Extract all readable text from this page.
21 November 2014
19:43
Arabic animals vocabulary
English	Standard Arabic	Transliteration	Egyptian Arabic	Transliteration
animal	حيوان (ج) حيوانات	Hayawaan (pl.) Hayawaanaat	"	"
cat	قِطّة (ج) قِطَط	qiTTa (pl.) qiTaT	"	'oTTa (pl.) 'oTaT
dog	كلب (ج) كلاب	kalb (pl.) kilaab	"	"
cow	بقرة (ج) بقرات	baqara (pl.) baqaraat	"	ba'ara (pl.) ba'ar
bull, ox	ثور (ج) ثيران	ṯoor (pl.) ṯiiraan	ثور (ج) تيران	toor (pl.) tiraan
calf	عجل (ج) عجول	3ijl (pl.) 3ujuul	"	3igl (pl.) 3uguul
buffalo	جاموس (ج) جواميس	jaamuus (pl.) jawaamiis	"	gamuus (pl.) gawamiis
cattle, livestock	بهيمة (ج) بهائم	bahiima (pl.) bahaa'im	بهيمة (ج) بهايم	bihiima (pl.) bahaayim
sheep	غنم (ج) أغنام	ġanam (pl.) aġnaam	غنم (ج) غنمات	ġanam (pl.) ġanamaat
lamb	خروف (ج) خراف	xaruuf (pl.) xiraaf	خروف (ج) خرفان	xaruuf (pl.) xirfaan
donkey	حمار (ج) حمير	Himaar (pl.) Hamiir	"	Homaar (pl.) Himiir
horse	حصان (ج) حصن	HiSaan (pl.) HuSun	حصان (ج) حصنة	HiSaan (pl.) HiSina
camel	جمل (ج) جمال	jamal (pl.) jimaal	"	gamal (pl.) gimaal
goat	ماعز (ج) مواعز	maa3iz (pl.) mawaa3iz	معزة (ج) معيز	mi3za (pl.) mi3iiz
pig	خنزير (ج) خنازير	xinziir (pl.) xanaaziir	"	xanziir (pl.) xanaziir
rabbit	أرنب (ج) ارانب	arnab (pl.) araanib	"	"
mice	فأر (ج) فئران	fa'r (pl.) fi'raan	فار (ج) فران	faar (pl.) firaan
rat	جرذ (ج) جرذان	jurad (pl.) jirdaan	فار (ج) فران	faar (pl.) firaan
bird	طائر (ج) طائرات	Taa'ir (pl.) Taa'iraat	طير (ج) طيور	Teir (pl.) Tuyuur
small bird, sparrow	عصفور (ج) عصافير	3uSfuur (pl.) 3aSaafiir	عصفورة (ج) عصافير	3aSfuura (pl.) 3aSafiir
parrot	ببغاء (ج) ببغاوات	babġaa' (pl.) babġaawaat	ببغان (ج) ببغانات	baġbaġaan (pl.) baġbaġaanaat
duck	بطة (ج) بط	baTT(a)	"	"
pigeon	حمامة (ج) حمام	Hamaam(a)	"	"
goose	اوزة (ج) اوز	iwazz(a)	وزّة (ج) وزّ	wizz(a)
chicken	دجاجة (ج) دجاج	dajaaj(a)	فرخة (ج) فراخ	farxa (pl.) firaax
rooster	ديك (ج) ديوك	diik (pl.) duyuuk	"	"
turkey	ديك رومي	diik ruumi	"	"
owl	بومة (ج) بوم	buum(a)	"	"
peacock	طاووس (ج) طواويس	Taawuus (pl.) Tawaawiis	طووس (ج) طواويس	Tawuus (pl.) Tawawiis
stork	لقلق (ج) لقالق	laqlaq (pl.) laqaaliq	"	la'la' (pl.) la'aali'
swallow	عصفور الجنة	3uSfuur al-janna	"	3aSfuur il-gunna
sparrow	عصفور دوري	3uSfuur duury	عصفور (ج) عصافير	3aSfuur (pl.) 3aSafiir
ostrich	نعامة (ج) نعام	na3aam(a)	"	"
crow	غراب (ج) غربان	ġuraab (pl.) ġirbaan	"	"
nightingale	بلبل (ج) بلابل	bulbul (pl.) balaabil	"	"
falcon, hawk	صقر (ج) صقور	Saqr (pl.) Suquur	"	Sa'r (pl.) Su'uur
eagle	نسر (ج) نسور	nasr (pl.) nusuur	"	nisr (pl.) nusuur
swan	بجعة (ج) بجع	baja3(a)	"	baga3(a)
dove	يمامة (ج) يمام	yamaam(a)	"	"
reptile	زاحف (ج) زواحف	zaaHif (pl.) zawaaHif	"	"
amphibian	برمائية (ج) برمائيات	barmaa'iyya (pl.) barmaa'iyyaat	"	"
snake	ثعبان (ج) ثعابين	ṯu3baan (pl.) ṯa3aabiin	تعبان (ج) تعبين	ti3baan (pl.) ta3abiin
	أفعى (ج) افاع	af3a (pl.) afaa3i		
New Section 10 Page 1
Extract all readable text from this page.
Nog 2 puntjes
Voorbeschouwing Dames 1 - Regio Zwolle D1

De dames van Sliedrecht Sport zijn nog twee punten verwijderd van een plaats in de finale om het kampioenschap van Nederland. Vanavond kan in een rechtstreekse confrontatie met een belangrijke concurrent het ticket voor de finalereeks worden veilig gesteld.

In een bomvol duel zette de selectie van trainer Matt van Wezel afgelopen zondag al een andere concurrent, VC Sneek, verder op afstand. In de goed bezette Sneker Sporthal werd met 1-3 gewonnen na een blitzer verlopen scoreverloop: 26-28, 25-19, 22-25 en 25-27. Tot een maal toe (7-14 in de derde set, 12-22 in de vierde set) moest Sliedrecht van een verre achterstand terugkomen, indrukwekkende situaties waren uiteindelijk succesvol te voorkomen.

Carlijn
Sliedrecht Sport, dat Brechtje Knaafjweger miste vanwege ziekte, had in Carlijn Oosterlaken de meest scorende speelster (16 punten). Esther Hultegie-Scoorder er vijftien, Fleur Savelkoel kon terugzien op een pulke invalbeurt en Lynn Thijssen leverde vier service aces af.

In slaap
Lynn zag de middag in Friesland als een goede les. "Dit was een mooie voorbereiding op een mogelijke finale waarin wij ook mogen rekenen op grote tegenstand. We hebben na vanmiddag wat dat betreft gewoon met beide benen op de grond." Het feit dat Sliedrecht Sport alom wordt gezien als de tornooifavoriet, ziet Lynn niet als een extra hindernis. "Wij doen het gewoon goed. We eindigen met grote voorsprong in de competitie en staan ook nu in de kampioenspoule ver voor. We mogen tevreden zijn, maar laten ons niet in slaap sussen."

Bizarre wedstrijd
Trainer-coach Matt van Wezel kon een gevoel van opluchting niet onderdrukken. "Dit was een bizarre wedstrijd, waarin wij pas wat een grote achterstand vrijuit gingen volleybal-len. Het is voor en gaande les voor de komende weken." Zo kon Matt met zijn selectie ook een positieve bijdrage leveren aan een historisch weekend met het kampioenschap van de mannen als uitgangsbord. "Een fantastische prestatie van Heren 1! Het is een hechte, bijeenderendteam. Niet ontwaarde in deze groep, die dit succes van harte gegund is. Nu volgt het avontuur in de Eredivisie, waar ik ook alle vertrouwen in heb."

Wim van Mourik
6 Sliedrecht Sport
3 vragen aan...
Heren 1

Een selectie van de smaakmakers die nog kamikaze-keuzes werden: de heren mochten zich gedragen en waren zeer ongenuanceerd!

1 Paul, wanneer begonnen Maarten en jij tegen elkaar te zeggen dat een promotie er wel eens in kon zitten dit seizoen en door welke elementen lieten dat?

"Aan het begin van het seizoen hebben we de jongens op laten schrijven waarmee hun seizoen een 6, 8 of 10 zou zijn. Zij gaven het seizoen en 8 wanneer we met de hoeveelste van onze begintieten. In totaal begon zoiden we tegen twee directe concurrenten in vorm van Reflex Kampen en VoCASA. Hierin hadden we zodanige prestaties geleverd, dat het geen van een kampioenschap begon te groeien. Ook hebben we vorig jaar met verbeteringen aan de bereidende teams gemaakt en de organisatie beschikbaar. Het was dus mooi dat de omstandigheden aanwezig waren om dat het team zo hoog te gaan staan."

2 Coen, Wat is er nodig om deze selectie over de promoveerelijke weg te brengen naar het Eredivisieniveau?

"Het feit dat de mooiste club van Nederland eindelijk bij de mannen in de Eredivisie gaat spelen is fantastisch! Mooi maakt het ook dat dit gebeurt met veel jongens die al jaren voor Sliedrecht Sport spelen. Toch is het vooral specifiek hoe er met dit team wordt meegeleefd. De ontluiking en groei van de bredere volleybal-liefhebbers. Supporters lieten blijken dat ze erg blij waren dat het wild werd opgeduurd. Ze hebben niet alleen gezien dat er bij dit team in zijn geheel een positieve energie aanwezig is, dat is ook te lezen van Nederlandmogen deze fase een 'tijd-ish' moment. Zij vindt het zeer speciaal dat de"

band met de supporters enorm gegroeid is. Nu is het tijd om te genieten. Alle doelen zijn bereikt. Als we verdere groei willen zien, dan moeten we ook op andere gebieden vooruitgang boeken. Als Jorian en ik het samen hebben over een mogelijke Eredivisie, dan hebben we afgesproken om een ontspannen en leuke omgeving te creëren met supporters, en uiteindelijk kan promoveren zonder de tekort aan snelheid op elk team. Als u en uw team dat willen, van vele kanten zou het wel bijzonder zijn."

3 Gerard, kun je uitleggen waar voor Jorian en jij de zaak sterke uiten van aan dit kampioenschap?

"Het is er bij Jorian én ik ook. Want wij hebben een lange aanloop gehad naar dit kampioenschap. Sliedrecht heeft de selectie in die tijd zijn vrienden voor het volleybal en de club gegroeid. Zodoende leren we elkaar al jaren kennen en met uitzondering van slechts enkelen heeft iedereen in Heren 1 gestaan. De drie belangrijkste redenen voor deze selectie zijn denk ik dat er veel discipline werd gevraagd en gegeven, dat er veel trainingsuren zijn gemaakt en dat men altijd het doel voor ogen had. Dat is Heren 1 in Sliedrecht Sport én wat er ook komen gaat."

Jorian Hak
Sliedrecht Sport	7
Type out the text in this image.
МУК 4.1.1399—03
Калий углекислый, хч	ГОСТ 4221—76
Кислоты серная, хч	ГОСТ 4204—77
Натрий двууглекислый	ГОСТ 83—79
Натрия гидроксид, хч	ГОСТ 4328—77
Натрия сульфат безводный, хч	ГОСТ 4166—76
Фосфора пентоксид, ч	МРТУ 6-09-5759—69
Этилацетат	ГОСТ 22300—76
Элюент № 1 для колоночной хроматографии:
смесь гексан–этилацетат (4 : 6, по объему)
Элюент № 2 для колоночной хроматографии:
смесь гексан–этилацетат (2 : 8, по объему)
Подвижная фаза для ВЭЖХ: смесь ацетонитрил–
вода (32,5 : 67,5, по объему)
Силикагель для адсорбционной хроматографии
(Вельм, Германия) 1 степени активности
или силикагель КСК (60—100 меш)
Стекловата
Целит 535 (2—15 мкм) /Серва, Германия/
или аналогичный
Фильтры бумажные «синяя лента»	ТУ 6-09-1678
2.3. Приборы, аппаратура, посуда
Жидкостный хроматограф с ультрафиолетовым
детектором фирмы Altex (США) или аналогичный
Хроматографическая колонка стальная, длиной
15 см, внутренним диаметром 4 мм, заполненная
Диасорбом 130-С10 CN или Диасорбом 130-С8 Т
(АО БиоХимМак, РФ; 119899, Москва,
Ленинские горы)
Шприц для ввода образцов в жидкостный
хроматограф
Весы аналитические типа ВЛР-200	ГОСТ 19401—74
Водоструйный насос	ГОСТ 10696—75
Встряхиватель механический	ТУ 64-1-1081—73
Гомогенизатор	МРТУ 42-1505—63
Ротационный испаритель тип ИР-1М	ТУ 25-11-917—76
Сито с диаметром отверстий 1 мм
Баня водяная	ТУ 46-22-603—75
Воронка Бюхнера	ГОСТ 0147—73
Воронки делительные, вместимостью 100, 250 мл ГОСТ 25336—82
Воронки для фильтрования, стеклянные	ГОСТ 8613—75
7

▬▬▬▬▬▬

State the count of lines above containing the string "ГОСТ", and add nothing to it.

## RESULT OF THE EXERCISE
11